● YOUR GOAL:
Check each line of the material below for "circles", then copy the ones that contain it.

● THE RECORDS:
○ ○ ○ ○ ○ ○ ○
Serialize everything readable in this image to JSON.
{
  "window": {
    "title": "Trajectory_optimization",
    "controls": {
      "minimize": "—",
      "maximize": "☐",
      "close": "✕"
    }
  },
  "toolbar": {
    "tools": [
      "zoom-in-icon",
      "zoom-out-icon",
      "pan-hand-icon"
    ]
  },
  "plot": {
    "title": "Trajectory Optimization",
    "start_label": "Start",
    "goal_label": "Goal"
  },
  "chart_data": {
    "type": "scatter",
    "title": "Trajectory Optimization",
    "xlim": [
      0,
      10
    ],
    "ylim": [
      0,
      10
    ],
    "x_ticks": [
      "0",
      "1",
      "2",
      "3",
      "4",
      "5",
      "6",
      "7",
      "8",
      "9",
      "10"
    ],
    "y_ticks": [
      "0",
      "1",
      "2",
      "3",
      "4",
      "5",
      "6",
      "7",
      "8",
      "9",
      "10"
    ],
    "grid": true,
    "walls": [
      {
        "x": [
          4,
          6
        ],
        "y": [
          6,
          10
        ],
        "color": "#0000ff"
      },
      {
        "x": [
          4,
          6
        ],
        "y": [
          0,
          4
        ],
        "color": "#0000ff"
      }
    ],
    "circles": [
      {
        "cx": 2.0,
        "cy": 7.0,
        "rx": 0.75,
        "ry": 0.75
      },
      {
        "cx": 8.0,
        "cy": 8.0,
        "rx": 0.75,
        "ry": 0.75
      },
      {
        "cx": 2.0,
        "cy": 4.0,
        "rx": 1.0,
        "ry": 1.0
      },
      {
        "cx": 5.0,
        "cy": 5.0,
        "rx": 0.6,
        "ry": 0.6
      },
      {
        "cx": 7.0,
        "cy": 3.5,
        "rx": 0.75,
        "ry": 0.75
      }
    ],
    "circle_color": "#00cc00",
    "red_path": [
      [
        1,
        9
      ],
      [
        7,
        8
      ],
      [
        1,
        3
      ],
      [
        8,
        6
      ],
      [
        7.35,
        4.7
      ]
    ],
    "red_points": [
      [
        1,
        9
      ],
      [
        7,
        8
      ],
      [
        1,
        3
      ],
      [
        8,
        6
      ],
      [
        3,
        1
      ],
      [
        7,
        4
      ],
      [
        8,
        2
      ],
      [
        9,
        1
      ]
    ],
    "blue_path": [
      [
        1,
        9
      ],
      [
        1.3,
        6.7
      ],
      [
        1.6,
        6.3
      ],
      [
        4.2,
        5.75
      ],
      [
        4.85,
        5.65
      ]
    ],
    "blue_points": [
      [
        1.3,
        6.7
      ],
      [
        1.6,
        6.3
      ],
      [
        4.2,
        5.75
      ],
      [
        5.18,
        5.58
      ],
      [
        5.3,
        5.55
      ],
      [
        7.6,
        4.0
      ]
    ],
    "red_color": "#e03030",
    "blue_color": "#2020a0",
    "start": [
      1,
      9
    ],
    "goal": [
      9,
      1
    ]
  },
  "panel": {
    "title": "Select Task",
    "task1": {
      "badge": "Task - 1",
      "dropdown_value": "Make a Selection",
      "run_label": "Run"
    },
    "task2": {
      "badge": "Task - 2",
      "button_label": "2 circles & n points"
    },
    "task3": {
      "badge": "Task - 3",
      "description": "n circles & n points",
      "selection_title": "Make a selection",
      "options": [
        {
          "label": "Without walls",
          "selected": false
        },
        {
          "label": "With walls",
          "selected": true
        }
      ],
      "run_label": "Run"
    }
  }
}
○ ○ ○ ○ ○ ○ ○
● WORKED SOLUTION:
    "circles": [
      "button_label": "2 circles & n points"
      "description": "n circles & n points",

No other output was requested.